Write out all of the entries exactly as given.

** start DATA ENTRIES **

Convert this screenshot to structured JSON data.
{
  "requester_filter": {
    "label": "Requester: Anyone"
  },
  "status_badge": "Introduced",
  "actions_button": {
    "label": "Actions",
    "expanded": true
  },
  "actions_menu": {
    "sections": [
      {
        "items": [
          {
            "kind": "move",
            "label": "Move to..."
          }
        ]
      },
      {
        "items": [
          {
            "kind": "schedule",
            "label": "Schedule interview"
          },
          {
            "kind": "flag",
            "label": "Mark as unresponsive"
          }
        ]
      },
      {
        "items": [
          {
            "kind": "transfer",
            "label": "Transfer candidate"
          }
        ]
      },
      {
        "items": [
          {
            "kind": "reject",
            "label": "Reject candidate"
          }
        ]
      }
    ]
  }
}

** end DATA ENTRIES **

### TASK RESULT:
Convert this screenshot to structured JSON data.
{
  "requester_filter": {
    "label": "Requester: Anyone"
  },
  "status_badge": "Introduced",
  "actions_button": {
    "label": "Actions",
    "expanded": true
  },
  "actions_menu": {
    "sections": [
      {
        "items": [
          {
            "kind": "move",
            "label": "Move to..."
          }
        ]
      },
      {
        "items": [
          {
            "kind": "schedule",
            "label": "Schedule interview"
          },
          {
            "kind": "flag",
            "label": "Mark as unresponsive"
          }
        ]
      },
      {
        "items": [
          {
            "kind": "transfer",
            "label": "Transfer candidate"
          }
        ]
      },
      {
        "items": [
          {
            "kind": "reject",
            "label": "Reject candidate"
          }
        ]
      }
    ]
  }
}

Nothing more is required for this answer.